Structured figure records:
━━━━

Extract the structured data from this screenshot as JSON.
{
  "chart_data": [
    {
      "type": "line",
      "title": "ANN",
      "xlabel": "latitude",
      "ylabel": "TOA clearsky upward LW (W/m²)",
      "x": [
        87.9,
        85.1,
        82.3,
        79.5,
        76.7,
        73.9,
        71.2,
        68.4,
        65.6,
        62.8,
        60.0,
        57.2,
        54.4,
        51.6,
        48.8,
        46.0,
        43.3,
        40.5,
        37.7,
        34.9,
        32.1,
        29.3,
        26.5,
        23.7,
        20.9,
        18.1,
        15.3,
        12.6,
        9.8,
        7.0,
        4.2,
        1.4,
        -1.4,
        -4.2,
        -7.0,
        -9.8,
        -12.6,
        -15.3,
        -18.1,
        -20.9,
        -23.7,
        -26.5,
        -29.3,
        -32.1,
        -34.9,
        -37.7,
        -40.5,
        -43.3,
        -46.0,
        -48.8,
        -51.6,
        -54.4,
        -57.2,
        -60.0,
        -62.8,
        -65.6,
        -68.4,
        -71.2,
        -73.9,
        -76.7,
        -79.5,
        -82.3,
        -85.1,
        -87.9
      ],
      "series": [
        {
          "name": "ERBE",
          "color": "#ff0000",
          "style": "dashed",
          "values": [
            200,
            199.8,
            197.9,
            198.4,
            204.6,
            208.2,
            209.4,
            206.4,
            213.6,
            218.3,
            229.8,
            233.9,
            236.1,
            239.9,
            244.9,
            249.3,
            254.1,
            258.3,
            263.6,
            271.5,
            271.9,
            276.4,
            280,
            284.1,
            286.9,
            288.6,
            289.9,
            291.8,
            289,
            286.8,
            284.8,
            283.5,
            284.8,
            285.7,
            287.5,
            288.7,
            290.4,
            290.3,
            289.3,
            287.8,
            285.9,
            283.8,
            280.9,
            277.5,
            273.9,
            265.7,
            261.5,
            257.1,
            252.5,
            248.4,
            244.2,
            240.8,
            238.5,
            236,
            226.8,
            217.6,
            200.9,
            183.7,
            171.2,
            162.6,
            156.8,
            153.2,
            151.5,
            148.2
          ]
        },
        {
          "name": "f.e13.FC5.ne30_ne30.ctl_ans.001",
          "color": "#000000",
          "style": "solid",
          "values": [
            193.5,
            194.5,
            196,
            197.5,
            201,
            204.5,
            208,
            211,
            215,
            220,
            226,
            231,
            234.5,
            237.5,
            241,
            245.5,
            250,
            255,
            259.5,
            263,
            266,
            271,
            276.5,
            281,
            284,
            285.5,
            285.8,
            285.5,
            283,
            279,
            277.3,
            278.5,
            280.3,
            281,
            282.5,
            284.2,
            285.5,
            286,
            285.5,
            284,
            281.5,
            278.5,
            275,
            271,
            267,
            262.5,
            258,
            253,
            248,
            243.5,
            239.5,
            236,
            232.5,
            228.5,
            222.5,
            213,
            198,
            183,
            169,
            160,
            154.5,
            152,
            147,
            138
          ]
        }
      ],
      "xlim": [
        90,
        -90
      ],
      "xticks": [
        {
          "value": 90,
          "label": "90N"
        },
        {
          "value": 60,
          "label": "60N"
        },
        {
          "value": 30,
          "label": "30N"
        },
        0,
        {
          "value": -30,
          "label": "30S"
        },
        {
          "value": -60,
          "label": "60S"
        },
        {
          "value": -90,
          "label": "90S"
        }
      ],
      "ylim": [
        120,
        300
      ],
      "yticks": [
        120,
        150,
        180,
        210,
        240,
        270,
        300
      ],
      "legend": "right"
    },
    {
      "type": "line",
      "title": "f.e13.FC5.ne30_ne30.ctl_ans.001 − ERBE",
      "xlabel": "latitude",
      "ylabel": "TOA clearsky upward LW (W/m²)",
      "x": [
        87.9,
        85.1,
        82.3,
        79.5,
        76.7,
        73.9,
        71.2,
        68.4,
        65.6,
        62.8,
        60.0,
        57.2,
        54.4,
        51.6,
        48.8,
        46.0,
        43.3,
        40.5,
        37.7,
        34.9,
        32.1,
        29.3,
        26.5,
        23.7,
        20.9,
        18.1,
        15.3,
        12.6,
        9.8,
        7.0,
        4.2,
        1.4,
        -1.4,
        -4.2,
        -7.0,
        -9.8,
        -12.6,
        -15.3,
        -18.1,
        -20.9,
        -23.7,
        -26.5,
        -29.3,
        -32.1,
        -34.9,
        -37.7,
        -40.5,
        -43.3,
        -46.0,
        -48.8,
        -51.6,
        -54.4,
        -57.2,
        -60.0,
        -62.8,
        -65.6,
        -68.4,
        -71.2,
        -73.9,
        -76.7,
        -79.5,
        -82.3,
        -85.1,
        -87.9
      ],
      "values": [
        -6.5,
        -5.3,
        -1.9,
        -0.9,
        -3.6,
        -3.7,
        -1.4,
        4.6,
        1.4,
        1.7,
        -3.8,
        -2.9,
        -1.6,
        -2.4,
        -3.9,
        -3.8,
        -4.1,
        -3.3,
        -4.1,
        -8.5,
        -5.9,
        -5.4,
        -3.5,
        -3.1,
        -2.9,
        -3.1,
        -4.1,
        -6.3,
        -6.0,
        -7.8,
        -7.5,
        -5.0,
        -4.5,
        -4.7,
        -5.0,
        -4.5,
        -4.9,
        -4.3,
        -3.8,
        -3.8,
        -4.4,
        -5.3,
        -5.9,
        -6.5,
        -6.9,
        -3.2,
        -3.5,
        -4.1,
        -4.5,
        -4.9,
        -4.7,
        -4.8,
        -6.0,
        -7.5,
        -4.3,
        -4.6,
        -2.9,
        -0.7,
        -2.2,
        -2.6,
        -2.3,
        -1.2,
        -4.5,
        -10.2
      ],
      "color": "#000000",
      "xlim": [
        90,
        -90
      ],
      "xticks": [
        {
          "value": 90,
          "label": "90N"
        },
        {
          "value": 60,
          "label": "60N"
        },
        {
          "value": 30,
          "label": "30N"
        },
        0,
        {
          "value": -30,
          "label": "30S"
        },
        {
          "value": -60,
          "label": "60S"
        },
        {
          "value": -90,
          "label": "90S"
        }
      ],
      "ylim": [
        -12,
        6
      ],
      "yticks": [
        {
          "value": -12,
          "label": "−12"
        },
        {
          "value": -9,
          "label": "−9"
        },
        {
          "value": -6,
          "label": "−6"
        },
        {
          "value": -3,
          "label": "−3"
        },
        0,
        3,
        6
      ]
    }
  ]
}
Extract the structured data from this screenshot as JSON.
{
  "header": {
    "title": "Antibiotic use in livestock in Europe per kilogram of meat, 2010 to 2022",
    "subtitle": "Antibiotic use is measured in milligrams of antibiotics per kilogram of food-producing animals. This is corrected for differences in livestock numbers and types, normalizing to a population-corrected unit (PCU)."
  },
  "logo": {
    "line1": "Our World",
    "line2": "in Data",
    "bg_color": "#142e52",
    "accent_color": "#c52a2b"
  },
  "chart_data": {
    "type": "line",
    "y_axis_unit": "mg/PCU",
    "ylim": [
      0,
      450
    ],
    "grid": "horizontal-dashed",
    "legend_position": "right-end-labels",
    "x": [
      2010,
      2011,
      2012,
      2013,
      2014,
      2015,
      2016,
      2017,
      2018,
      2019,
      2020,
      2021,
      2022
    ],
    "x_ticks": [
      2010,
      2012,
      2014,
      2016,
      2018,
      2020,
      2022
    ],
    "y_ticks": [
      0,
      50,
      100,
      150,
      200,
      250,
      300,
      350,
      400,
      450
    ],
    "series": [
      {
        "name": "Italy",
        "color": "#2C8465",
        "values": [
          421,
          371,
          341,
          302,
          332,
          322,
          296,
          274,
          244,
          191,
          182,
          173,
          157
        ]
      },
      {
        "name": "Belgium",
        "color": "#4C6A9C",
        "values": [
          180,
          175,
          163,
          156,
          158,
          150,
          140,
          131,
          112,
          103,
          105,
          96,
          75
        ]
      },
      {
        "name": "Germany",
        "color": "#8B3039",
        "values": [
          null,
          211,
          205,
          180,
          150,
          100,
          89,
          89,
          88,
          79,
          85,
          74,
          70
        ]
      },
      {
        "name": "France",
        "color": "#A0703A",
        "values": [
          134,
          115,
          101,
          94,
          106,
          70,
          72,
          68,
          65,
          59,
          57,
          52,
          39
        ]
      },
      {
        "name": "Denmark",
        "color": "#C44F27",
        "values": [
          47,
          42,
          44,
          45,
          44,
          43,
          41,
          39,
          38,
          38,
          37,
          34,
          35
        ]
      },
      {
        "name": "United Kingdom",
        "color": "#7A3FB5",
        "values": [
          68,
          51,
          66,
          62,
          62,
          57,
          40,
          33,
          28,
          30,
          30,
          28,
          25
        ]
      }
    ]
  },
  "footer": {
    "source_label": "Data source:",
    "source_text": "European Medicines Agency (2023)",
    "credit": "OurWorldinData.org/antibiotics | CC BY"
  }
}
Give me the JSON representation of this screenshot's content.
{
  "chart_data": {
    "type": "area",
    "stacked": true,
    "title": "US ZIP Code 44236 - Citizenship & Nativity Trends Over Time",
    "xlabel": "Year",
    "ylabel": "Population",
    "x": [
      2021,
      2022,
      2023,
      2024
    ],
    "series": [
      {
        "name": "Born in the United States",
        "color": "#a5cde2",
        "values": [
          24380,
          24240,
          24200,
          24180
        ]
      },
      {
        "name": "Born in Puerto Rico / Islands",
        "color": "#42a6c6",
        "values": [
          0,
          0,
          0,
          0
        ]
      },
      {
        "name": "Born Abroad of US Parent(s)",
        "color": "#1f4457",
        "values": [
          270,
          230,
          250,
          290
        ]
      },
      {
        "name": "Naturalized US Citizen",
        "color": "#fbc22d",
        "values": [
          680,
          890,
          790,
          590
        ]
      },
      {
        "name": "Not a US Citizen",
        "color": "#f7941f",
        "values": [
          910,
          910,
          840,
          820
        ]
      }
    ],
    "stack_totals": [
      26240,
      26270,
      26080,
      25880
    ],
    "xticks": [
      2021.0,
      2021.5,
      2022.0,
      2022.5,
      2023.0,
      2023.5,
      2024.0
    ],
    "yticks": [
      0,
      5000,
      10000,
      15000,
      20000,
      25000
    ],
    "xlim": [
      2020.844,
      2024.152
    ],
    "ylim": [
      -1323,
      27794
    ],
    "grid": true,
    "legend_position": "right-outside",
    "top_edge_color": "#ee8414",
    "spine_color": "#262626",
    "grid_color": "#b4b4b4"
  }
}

━━━━

What is being asked: Select every line in the material above where the string "kilogram" occurs, and copy it.

Response:
    "title": "Antibiotic use in livestock in Europe per kilogram of meat, 2010 to 2022",
    "subtitle": "Antibiotic use is measured in milligrams of antibiotics per kilogram of food-producing animals. This is corrected for differences in livestock numbers and types, normalizing to a population-corrected unit (PCU)."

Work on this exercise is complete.